PROVIDED RECORDS:
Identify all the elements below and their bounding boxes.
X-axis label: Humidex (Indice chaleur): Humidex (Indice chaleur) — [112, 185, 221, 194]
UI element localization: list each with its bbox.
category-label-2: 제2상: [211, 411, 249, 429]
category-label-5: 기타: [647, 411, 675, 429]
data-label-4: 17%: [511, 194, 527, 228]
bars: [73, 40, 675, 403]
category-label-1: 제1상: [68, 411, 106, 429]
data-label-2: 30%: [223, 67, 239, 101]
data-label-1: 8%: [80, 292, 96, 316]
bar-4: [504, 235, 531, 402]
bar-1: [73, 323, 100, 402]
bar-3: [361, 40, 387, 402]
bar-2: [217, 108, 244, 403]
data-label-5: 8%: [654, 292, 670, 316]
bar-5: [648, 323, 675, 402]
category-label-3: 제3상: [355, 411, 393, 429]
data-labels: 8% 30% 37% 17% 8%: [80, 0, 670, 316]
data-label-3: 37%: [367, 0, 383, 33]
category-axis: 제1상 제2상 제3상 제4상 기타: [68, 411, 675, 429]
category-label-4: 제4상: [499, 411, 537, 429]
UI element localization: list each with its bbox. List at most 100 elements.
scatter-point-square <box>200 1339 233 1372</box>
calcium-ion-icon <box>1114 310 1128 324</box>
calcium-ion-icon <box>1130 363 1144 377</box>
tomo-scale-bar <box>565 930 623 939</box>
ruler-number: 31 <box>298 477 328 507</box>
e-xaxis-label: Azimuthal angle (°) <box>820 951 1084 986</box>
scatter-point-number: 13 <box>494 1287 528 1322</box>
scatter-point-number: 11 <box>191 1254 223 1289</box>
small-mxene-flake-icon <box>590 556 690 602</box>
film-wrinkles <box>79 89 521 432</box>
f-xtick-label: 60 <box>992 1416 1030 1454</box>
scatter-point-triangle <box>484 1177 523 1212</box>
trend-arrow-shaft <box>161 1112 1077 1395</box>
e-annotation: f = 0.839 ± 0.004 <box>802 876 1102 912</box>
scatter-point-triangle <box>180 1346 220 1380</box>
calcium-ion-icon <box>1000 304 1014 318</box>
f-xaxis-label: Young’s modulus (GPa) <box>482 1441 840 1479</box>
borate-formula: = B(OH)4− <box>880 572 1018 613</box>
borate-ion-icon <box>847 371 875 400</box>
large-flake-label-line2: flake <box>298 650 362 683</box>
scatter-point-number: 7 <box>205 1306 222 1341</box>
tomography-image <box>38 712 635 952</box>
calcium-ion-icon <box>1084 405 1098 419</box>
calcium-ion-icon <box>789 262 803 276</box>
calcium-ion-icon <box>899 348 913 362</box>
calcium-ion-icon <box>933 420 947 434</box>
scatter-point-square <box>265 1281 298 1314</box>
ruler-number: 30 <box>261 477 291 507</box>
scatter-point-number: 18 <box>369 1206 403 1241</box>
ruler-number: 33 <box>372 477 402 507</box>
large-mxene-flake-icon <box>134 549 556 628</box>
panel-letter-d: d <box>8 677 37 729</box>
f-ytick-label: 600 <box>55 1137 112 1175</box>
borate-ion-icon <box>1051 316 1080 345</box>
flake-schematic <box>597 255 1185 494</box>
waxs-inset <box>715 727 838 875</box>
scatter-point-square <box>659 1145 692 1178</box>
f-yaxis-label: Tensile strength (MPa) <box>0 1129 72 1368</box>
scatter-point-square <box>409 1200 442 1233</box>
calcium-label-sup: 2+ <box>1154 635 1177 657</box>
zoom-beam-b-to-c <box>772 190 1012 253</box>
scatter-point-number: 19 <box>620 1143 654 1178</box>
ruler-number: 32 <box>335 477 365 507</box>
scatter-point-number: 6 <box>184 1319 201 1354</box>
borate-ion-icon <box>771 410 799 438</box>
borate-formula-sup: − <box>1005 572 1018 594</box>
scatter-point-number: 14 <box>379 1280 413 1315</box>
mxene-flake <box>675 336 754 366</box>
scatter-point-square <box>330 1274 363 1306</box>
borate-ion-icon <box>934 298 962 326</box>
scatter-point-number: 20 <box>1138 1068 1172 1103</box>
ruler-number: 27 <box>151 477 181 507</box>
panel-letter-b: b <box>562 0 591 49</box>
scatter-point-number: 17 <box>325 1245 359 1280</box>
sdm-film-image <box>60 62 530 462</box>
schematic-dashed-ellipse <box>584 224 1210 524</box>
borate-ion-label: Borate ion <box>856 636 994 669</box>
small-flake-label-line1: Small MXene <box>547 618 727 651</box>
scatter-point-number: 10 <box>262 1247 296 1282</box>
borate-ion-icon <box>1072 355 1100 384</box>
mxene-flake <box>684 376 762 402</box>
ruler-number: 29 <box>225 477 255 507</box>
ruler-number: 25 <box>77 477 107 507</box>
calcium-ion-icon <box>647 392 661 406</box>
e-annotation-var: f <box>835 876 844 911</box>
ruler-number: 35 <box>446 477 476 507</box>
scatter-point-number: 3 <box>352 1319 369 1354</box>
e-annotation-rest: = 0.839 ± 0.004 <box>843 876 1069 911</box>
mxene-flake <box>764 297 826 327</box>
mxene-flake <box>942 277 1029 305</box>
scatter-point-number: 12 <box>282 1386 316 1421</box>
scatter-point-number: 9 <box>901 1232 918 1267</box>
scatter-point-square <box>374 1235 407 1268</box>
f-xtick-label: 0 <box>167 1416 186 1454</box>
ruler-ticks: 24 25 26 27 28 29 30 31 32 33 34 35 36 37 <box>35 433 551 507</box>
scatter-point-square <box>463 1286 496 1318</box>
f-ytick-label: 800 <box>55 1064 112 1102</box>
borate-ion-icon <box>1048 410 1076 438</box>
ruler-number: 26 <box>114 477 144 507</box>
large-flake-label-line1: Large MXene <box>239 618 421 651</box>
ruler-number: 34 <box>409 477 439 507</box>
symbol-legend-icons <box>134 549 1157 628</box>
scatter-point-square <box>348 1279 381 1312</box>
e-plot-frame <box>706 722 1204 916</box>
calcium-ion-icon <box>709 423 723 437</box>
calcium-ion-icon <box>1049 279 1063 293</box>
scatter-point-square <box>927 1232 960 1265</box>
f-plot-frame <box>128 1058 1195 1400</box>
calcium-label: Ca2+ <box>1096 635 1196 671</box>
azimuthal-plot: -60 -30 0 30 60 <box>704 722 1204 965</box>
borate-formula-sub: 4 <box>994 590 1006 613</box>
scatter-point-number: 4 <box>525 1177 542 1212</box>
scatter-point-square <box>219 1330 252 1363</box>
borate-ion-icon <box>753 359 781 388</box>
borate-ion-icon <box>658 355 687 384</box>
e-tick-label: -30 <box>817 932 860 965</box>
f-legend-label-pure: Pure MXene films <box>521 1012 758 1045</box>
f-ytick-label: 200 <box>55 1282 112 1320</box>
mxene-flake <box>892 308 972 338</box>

EXERCISE TASK:
Return every line of the listing above without changing a single character.

OUTPUT FOR THIS EXERCISE:
Identify all the elements below and their bounding boxes.
X-axis label: Humidex (Indice chaleur): Humidex (Indice chaleur) — [112, 185, 221, 194]
UI element localization: list each with its bbox.
category-label-2: 제2상: [211, 411, 249, 429]
category-label-5: 기타: [647, 411, 675, 429]
data-label-4: 17%: [511, 194, 527, 228]
bars: [73, 40, 675, 403]
category-label-1: 제1상: [68, 411, 106, 429]
data-label-2: 30%: [223, 67, 239, 101]
data-label-1: 8%: [80, 292, 96, 316]
bar-4: [504, 235, 531, 402]
bar-1: [73, 323, 100, 402]
bar-3: [361, 40, 387, 402]
bar-2: [217, 108, 244, 403]
data-label-5: 8%: [654, 292, 670, 316]
bar-5: [648, 323, 675, 402]
category-label-3: 제3상: [355, 411, 393, 429]
data-labels: 8% 30% 37% 17% 8%: [80, 0, 670, 316]
data-label-3: 37%: [367, 0, 383, 33]
category-axis: 제1상 제2상 제3상 제4상 기타: [68, 411, 675, 429]
category-label-4: 제4상: [499, 411, 537, 429]
UI element localization: list each with its bbox. List at most 100 elements.
scatter-point-square <box>200 1339 233 1372</box>
calcium-ion-icon <box>1114 310 1128 324</box>
calcium-ion-icon <box>1130 363 1144 377</box>
tomo-scale-bar <box>565 930 623 939</box>
ruler-number: 31 <box>298 477 328 507</box>
e-xaxis-label: Azimuthal angle (°) <box>820 951 1084 986</box>
scatter-point-number: 13 <box>494 1287 528 1322</box>
scatter-point-number: 11 <box>191 1254 223 1289</box>
small-mxene-flake-icon <box>590 556 690 602</box>
film-wrinkles <box>79 89 521 432</box>
f-xtick-label: 60 <box>992 1416 1030 1454</box>
scatter-point-triangle <box>484 1177 523 1212</box>
trend-arrow-shaft <box>161 1112 1077 1395</box>
e-annotation: f = 0.839 ± 0.004 <box>802 876 1102 912</box>
scatter-point-triangle <box>180 1346 220 1380</box>
calcium-ion-icon <box>1000 304 1014 318</box>
f-xaxis-label: Young’s modulus (GPa) <box>482 1441 840 1479</box>
borate-formula: = B(OH)4− <box>880 572 1018 613</box>
borate-ion-icon <box>847 371 875 400</box>
large-flake-label-line2: flake <box>298 650 362 683</box>
scatter-point-number: 7 <box>205 1306 222 1341</box>
tomography-image <box>38 712 635 952</box>
calcium-ion-icon <box>1084 405 1098 419</box>
calcium-ion-icon <box>789 262 803 276</box>
calcium-ion-icon <box>899 348 913 362</box>
calcium-ion-icon <box>933 420 947 434</box>
scatter-point-square <box>265 1281 298 1314</box>
ruler-number: 30 <box>261 477 291 507</box>
scatter-point-number: 18 <box>369 1206 403 1241</box>
ruler-number: 33 <box>372 477 402 507</box>
large-mxene-flake-icon <box>134 549 556 628</box>
panel-letter-d: d <box>8 677 37 729</box>
f-ytick-label: 600 <box>55 1137 112 1175</box>
borate-ion-icon <box>1051 316 1080 345</box>
flake-schematic <box>597 255 1185 494</box>
waxs-inset <box>715 727 838 875</box>
scatter-point-square <box>659 1145 692 1178</box>
f-yaxis-label: Tensile strength (MPa) <box>0 1129 72 1368</box>
scatter-point-square <box>409 1200 442 1233</box>
calcium-label-sup: 2+ <box>1154 635 1177 657</box>
zoom-beam-b-to-c <box>772 190 1012 253</box>
scatter-point-number: 19 <box>620 1143 654 1178</box>
ruler-number: 32 <box>335 477 365 507</box>
scatter-point-number: 6 <box>184 1319 201 1354</box>
borate-ion-icon <box>771 410 799 438</box>
borate-formula-sup: − <box>1005 572 1018 594</box>
scatter-point-number: 14 <box>379 1280 413 1315</box>
mxene-flake <box>675 336 754 366</box>
scatter-point-square <box>330 1274 363 1306</box>
borate-ion-icon <box>934 298 962 326</box>
scatter-point-number: 20 <box>1138 1068 1172 1103</box>
ruler-number: 27 <box>151 477 181 507</box>
panel-letter-b: b <box>562 0 591 49</box>
scatter-point-number: 17 <box>325 1245 359 1280</box>
sdm-film-image <box>60 62 530 462</box>
schematic-dashed-ellipse <box>584 224 1210 524</box>
borate-ion-label: Borate ion <box>856 636 994 669</box>
small-flake-label-line1: Small MXene <box>547 618 727 651</box>
scatter-point-number: 10 <box>262 1247 296 1282</box>
borate-ion-icon <box>1072 355 1100 384</box>
mxene-flake <box>684 376 762 402</box>
ruler-number: 29 <box>225 477 255 507</box>
ruler-number: 25 <box>77 477 107 507</box>
calcium-ion-icon <box>647 392 661 406</box>
e-annotation-var: f <box>835 876 844 911</box>
ruler-number: 35 <box>446 477 476 507</box>
scatter-point-number: 3 <box>352 1319 369 1354</box>
e-annotation-rest: = 0.839 ± 0.004 <box>843 876 1069 911</box>
mxene-flake <box>764 297 826 327</box>
mxene-flake <box>942 277 1029 305</box>
scatter-point-number: 12 <box>282 1386 316 1421</box>
scatter-point-number: 9 <box>901 1232 918 1267</box>
scatter-point-square <box>374 1235 407 1268</box>
f-xtick-label: 0 <box>167 1416 186 1454</box>
ruler-ticks: 24 25 26 27 28 29 30 31 32 33 34 35 36 37 <box>35 433 551 507</box>
scatter-point-square <box>463 1286 496 1318</box>
f-ytick-label: 800 <box>55 1064 112 1102</box>
borate-ion-icon <box>1048 410 1076 438</box>
ruler-number: 26 <box>114 477 144 507</box>
large-flake-label-line1: Large MXene <box>239 618 421 651</box>
ruler-number: 34 <box>409 477 439 507</box>
symbol-legend-icons <box>134 549 1157 628</box>
scatter-point-square <box>348 1279 381 1312</box>
e-plot-frame <box>706 722 1204 916</box>
calcium-ion-icon <box>709 423 723 437</box>
calcium-ion-icon <box>1049 279 1063 293</box>
scatter-point-square <box>927 1232 960 1265</box>
f-plot-frame <box>128 1058 1195 1400</box>
calcium-label: Ca2+ <box>1096 635 1196 671</box>
azimuthal-plot: -60 -30 0 30 60 <box>704 722 1204 965</box>
borate-formula-sub: 4 <box>994 590 1006 613</box>
scatter-point-number: 4 <box>525 1177 542 1212</box>
scatter-point-square <box>219 1330 252 1363</box>
borate-ion-icon <box>753 359 781 388</box>
borate-ion-icon <box>658 355 687 384</box>
e-tick-label: -30 <box>817 932 860 965</box>
f-legend-label-pure: Pure MXene films <box>521 1012 758 1045</box>
f-ytick-label: 200 <box>55 1282 112 1320</box>
mxene-flake <box>892 308 972 338</box>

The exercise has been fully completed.